Exercise goal:
Present the data once more in exactly its original form.

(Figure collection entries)
* * * * * * * * *

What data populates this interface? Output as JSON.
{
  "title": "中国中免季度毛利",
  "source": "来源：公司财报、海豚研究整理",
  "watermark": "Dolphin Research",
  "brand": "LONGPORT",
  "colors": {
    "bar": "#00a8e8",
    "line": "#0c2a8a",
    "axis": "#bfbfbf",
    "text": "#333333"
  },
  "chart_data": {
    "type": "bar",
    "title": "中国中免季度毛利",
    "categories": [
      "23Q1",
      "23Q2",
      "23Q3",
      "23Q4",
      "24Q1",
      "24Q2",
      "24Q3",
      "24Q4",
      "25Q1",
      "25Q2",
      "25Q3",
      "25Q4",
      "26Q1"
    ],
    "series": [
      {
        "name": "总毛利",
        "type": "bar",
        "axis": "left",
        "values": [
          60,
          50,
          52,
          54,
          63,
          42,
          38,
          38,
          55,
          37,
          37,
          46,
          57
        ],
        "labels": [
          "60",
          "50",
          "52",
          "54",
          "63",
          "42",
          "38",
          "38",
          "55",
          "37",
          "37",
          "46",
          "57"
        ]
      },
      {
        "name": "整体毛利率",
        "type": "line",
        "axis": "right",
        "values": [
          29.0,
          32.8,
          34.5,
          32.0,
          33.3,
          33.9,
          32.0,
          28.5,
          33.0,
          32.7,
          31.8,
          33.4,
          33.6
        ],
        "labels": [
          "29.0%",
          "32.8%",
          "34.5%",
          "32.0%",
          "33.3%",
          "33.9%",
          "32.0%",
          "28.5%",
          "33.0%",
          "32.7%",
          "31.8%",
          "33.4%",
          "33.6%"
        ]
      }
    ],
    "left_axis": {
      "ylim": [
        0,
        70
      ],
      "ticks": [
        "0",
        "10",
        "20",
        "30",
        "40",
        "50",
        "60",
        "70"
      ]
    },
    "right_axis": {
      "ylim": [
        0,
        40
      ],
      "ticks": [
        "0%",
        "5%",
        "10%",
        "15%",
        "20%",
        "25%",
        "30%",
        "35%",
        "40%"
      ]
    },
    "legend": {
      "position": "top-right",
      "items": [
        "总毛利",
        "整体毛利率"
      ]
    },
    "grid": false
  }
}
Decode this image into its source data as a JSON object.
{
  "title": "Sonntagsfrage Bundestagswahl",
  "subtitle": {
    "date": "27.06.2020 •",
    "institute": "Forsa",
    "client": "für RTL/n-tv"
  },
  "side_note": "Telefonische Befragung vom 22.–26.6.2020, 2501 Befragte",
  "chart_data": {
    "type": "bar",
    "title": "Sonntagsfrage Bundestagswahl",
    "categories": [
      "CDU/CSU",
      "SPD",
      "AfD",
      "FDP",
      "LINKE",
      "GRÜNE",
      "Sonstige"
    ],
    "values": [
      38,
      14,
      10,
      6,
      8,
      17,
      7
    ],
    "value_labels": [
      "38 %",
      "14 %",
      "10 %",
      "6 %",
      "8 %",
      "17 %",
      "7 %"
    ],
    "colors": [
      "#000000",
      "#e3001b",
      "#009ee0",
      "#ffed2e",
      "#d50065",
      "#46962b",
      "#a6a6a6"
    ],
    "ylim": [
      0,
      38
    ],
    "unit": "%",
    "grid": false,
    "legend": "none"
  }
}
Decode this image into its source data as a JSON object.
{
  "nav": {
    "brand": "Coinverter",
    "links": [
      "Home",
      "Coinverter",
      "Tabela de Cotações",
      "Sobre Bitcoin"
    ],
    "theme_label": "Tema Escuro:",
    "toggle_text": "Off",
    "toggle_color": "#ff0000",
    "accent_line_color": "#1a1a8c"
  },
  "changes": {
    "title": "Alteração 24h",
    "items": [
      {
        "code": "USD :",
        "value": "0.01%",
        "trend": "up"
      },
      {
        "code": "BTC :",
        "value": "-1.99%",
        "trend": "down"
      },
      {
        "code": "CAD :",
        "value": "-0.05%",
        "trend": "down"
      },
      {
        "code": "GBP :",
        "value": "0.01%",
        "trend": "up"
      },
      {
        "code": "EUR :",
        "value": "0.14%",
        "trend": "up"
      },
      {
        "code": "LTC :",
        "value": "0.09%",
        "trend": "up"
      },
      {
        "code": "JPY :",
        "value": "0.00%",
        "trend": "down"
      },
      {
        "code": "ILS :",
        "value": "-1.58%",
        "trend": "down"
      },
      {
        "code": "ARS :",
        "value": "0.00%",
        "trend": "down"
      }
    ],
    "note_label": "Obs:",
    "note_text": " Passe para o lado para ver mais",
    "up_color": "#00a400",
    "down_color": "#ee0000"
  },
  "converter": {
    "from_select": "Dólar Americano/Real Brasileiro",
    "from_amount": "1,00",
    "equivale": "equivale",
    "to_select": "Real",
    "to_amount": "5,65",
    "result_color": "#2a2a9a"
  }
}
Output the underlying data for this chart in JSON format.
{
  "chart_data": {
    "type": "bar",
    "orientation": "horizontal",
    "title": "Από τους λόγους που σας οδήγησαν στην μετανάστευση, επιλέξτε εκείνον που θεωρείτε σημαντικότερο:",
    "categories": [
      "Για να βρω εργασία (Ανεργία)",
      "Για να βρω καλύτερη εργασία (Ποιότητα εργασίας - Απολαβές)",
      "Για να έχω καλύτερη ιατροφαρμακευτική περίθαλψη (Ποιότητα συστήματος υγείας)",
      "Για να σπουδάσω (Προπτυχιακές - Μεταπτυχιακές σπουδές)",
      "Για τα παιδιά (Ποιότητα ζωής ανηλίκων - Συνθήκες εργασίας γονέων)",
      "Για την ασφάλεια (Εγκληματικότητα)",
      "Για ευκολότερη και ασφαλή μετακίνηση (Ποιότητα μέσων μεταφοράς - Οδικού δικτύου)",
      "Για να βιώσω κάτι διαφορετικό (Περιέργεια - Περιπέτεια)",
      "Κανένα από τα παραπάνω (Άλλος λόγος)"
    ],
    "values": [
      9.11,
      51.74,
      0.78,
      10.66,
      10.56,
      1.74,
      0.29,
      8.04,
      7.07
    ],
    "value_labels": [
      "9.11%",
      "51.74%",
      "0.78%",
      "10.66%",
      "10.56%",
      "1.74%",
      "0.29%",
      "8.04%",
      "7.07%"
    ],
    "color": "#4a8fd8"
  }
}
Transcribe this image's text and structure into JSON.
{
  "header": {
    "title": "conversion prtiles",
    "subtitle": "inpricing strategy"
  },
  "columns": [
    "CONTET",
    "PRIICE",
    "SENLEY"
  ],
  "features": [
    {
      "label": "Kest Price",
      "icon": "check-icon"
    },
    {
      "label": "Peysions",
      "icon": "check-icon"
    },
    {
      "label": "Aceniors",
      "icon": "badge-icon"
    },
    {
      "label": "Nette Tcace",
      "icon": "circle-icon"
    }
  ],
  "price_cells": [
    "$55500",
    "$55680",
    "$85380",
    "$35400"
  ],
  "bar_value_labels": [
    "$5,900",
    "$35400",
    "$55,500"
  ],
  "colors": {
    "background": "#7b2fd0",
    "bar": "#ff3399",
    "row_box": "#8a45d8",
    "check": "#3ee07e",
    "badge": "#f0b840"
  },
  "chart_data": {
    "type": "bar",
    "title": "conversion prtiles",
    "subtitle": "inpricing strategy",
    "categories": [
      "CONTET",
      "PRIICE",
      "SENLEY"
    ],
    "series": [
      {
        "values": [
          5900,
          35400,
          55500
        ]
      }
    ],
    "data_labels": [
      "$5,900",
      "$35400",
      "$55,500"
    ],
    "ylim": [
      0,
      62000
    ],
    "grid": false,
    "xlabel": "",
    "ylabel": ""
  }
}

* * * * * * * * *

Output for this task:
What data populates this interface? Output as JSON.
{
  "title": "中国中免季度毛利",
  "source": "来源：公司财报、海豚研究整理",
  "watermark": "Dolphin Research",
  "brand": "LONGPORT",
  "colors": {
    "bar": "#00a8e8",
    "line": "#0c2a8a",
    "axis": "#bfbfbf",
    "text": "#333333"
  },
  "chart_data": {
    "type": "bar",
    "title": "中国中免季度毛利",
    "categories": [
      "23Q1",
      "23Q2",
      "23Q3",
      "23Q4",
      "24Q1",
      "24Q2",
      "24Q3",
      "24Q4",
      "25Q1",
      "25Q2",
      "25Q3",
      "25Q4",
      "26Q1"
    ],
    "series": [
      {
        "name": "总毛利",
        "type": "bar",
        "axis": "left",
        "values": [
          60,
          50,
          52,
          54,
          63,
          42,
          38,
          38,
          55,
          37,
          37,
          46,
          57
        ],
        "labels": [
          "60",
          "50",
          "52",
          "54",
          "63",
          "42",
          "38",
          "38",
          "55",
          "37",
          "37",
          "46",
          "57"
        ]
      },
      {
        "name": "整体毛利率",
        "type": "line",
        "axis": "right",
        "values": [
          29.0,
          32.8,
          34.5,
          32.0,
          33.3,
          33.9,
          32.0,
          28.5,
          33.0,
          32.7,
          31.8,
          33.4,
          33.6
        ],
        "labels": [
          "29.0%",
          "32.8%",
          "34.5%",
          "32.0%",
          "33.3%",
          "33.9%",
          "32.0%",
          "28.5%",
          "33.0%",
          "32.7%",
          "31.8%",
          "33.4%",
          "33.6%"
        ]
      }
    ],
    "left_axis": {
      "ylim": [
        0,
        70
      ],
      "ticks": [
        "0",
        "10",
        "20",
        "30",
        "40",
        "50",
        "60",
        "70"
      ]
    },
    "right_axis": {
      "ylim": [
        0,
        40
      ],
      "ticks": [
        "0%",
        "5%",
        "10%",
        "15%",
        "20%",
        "25%",
        "30%",
        "35%",
        "40%"
      ]
    },
    "legend": {
      "position": "top-right",
      "items": [
        "总毛利",
        "整体毛利率"
      ]
    },
    "grid": false
  }
}
Decode this image into its source data as a JSON object.
{
  "title": "Sonntagsfrage Bundestagswahl",
  "subtitle": {
    "date": "27.06.2020 •",
    "institute": "Forsa",
    "client": "für RTL/n-tv"
  },
  "side_note": "Telefonische Befragung vom 22.–26.6.2020, 2501 Befragte",
  "chart_data": {
    "type": "bar",
    "title": "Sonntagsfrage Bundestagswahl",
    "categories": [
      "CDU/CSU",
      "SPD",
      "AfD",
      "FDP",
      "LINKE",
      "GRÜNE",
      "Sonstige"
    ],
    "values": [
      38,
      14,
      10,
      6,
      8,
      17,
      7
    ],
    "value_labels": [
      "38 %",
      "14 %",
      "10 %",
      "6 %",
      "8 %",
      "17 %",
      "7 %"
    ],
    "colors": [
      "#000000",
      "#e3001b",
      "#009ee0",
      "#ffed2e",
      "#d50065",
      "#46962b",
      "#a6a6a6"
    ],
    "ylim": [
      0,
      38
    ],
    "unit": "%",
    "grid": false,
    "legend": "none"
  }
}
Decode this image into its source data as a JSON object.
{
  "nav": {
    "brand": "Coinverter",
    "links": [
      "Home",
      "Coinverter",
      "Tabela de Cotações",
      "Sobre Bitcoin"
    ],
    "theme_label": "Tema Escuro:",
    "toggle_text": "Off",
    "toggle_color": "#ff0000",
    "accent_line_color": "#1a1a8c"
  },
  "changes": {
    "title": "Alteração 24h",
    "items": [
      {
        "code": "USD :",
        "value": "0.01%",
        "trend": "up"
      },
      {
        "code": "BTC :",
        "value": "-1.99%",
        "trend": "down"
      },
      {
        "code": "CAD :",
        "value": "-0.05%",
        "trend": "down"
      },
      {
        "code": "GBP :",
        "value": "0.01%",
        "trend": "up"
      },
      {
        "code": "EUR :",
        "value": "0.14%",
        "trend": "up"
      },
      {
        "code": "LTC :",
        "value": "0.09%",
        "trend": "up"
      },
      {
        "code": "JPY :",
        "value": "0.00%",
        "trend": "down"
      },
      {
        "code": "ILS :",
        "value": "-1.58%",
        "trend": "down"
      },
      {
        "code": "ARS :",
        "value": "0.00%",
        "trend": "down"
      }
    ],
    "note_label": "Obs:",
    "note_text": " Passe para o lado para ver mais",
    "up_color": "#00a400",
    "down_color": "#ee0000"
  },
  "converter": {
    "from_select": "Dólar Americano/Real Brasileiro",
    "from_amount": "1,00",
    "equivale": "equivale",
    "to_select": "Real",
    "to_amount": "5,65",
    "result_color": "#2a2a9a"
  }
}
Output the underlying data for this chart in JSON format.
{
  "chart_data": {
    "type": "bar",
    "orientation": "horizontal",
    "title": "Από τους λόγους που σας οδήγησαν στην μετανάστευση, επιλέξτε εκείνον που θεωρείτε σημαντικότερο:",
    "categories": [
      "Για να βρω εργασία (Ανεργία)",
      "Για να βρω καλύτερη εργασία (Ποιότητα εργασίας - Απολαβές)",
      "Για να έχω καλύτερη ιατροφαρμακευτική περίθαλψη (Ποιότητα συστήματος υγείας)",
      "Για να σπουδάσω (Προπτυχιακές - Μεταπτυχιακές σπουδές)",
      "Για τα παιδιά (Ποιότητα ζωής ανηλίκων - Συνθήκες εργασίας γονέων)",
      "Για την ασφάλεια (Εγκληματικότητα)",
      "Για ευκολότερη και ασφαλή μετακίνηση (Ποιότητα μέσων μεταφοράς - Οδικού δικτύου)",
      "Για να βιώσω κάτι διαφορετικό (Περιέργεια - Περιπέτεια)",
      "Κανένα από τα παραπάνω (Άλλος λόγος)"
    ],
    "values": [
      9.11,
      51.74,
      0.78,
      10.66,
      10.56,
      1.74,
      0.29,
      8.04,
      7.07
    ],
    "value_labels": [
      "9.11%",
      "51.74%",
      "0.78%",
      "10.66%",
      "10.56%",
      "1.74%",
      "0.29%",
      "8.04%",
      "7.07%"
    ],
    "color": "#4a8fd8"
  }
}
Transcribe this image's text and structure into JSON.
{
  "header": {
    "title": "conversion prtiles",
    "subtitle": "inpricing strategy"
  },
  "columns": [
    "CONTET",
    "PRIICE",
    "SENLEY"
  ],
  "features": [
    {
      "label": "Kest Price",
      "icon": "check-icon"
    },
    {
      "label": "Peysions",
      "icon": "check-icon"
    },
    {
      "label": "Aceniors",
      "icon": "badge-icon"
    },
    {
      "label": "Nette Tcace",
      "icon": "circle-icon"
    }
  ],
  "price_cells": [
    "$55500",
    "$55680",
    "$85380",
    "$35400"
  ],
  "bar_value_labels": [
    "$5,900",
    "$35400",
    "$55,500"
  ],
  "colors": {
    "background": "#7b2fd0",
    "bar": "#ff3399",
    "row_box": "#8a45d8",
    "check": "#3ee07e",
    "badge": "#f0b840"
  },
  "chart_data": {
    "type": "bar",
    "title": "conversion prtiles",
    "subtitle": "inpricing strategy",
    "categories": [
      "CONTET",
      "PRIICE",
      "SENLEY"
    ],
    "series": [
      {
        "values": [
          5900,
          35400,
          55500
        ]
      }
    ],
    "data_labels": [
      "$5,900",
      "$35400",
      "$55,500"
    ],
    "ylim": [
      0,
      62000
    ],
    "grid": false,
    "xlabel": "",
    "ylabel": ""
  }
}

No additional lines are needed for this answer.